▸ **THE TASK**
Copy each line of the entries that contains the word "this".

#### PROVIDED RECORDS

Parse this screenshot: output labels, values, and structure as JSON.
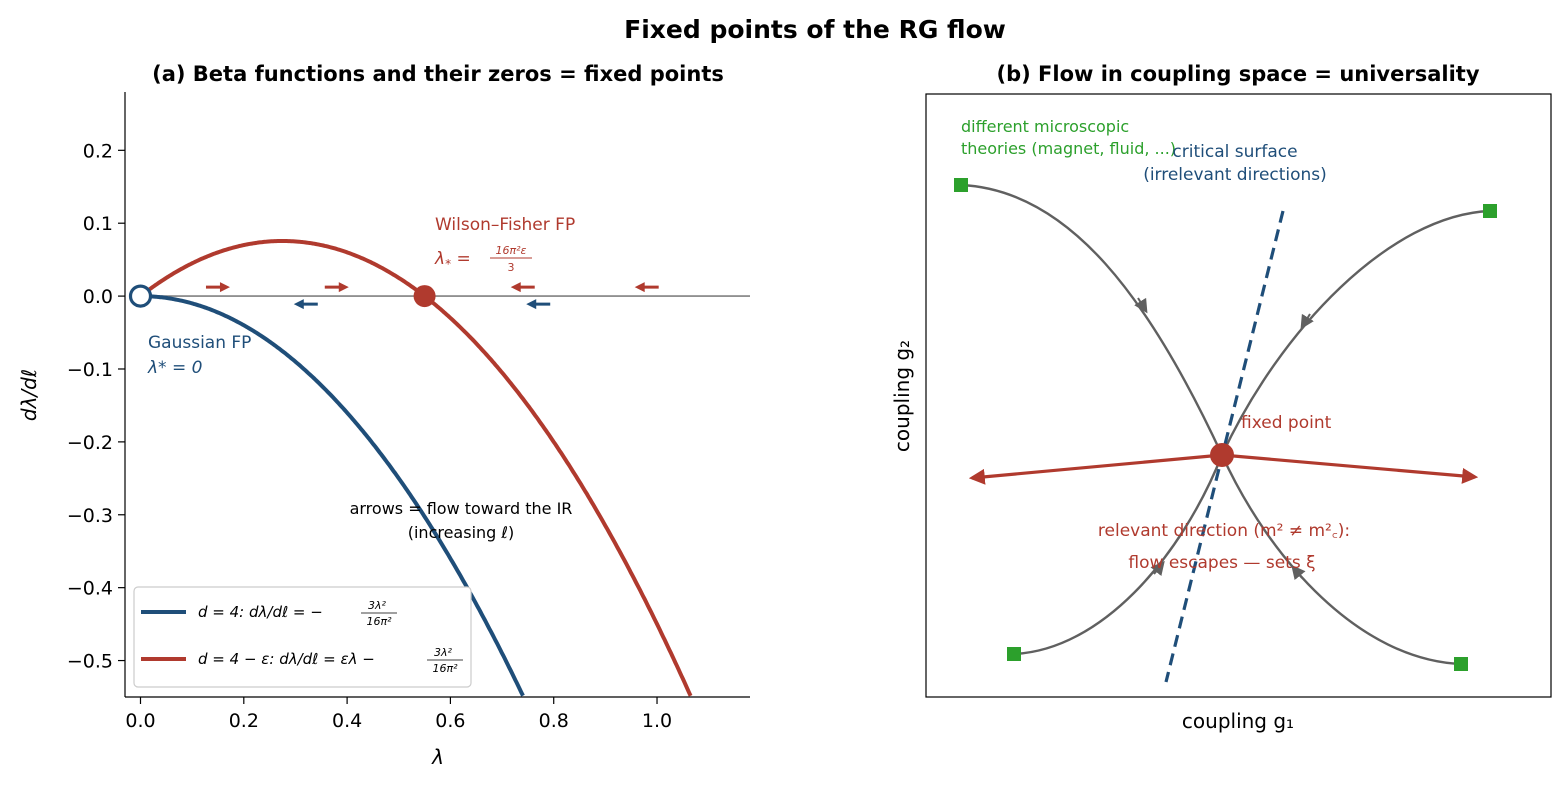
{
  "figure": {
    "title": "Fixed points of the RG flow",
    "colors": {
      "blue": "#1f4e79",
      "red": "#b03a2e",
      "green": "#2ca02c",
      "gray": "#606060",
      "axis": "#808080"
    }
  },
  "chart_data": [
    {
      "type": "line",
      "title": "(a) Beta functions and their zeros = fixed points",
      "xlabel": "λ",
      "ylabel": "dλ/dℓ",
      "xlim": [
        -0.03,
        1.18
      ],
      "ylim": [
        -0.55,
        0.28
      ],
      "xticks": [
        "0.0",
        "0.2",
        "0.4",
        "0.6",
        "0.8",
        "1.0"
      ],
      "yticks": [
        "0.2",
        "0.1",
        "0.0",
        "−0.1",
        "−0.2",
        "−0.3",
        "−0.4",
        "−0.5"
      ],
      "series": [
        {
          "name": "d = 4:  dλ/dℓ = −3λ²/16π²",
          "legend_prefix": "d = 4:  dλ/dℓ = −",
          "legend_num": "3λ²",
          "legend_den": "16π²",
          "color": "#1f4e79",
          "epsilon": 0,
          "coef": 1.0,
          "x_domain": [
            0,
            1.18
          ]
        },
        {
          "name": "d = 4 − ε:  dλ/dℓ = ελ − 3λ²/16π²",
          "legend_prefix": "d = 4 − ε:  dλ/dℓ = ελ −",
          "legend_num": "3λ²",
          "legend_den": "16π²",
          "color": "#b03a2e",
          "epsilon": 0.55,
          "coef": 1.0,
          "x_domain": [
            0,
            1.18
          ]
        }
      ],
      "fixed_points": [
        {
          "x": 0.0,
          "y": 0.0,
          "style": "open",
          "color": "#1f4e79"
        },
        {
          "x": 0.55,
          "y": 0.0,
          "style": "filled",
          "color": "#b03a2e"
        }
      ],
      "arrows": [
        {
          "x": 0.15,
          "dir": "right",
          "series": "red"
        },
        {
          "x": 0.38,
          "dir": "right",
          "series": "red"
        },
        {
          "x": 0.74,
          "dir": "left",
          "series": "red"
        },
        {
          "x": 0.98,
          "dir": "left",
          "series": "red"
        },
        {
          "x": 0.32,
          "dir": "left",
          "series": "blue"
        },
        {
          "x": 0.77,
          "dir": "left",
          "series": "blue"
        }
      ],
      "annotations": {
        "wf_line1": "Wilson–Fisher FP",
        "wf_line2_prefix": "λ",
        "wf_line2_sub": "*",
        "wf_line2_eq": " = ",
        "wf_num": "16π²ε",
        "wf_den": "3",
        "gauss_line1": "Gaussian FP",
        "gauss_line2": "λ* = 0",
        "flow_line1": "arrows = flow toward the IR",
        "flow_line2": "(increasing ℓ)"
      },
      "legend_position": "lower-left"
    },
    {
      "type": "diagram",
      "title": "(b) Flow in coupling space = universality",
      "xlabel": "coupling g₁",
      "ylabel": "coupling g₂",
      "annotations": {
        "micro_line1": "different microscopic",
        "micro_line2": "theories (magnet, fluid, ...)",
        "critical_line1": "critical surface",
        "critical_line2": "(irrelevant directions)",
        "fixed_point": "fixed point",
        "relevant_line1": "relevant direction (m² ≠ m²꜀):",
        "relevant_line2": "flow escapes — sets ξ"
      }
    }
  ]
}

########
#### PROVIDED RECORDS

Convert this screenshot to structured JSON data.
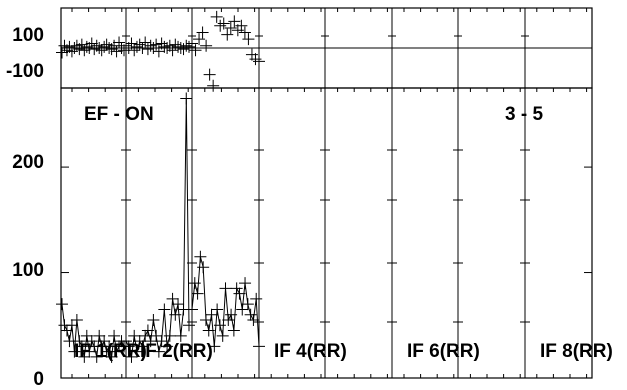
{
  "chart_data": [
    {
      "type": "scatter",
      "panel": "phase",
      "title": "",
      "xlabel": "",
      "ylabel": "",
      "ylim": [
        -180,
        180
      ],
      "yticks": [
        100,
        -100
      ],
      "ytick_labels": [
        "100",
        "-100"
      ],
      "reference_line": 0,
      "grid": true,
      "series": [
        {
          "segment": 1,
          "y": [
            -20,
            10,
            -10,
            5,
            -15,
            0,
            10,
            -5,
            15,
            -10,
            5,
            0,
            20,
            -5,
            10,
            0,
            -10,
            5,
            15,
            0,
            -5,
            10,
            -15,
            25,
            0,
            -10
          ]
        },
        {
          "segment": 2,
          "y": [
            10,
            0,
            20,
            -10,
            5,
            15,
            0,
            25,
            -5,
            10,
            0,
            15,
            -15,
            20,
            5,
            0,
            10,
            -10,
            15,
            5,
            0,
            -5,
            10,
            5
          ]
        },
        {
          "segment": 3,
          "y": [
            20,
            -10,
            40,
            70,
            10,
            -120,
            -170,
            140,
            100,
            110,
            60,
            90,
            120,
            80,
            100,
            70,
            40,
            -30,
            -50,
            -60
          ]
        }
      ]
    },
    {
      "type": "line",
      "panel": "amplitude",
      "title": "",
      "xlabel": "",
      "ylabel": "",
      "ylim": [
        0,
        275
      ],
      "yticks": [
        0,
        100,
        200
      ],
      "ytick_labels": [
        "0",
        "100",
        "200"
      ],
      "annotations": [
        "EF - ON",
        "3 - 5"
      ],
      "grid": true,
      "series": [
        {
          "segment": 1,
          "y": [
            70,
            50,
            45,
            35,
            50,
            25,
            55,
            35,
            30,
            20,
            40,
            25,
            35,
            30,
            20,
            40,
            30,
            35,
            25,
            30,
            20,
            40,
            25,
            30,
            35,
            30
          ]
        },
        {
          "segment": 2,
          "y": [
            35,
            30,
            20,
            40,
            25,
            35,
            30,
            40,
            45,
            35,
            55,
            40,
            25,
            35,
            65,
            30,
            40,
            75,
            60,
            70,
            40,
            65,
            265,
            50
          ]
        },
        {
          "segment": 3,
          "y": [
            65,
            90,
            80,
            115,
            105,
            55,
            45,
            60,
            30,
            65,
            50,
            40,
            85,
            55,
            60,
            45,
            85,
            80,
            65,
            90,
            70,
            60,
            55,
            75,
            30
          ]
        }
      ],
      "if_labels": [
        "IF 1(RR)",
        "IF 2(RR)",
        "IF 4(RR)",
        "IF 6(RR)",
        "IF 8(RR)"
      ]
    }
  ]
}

########

▸ **TASK SOLUTION**
Parse this screenshot: output labels, values, and structure as JSON.
Convert this screenshot to structured JSON data.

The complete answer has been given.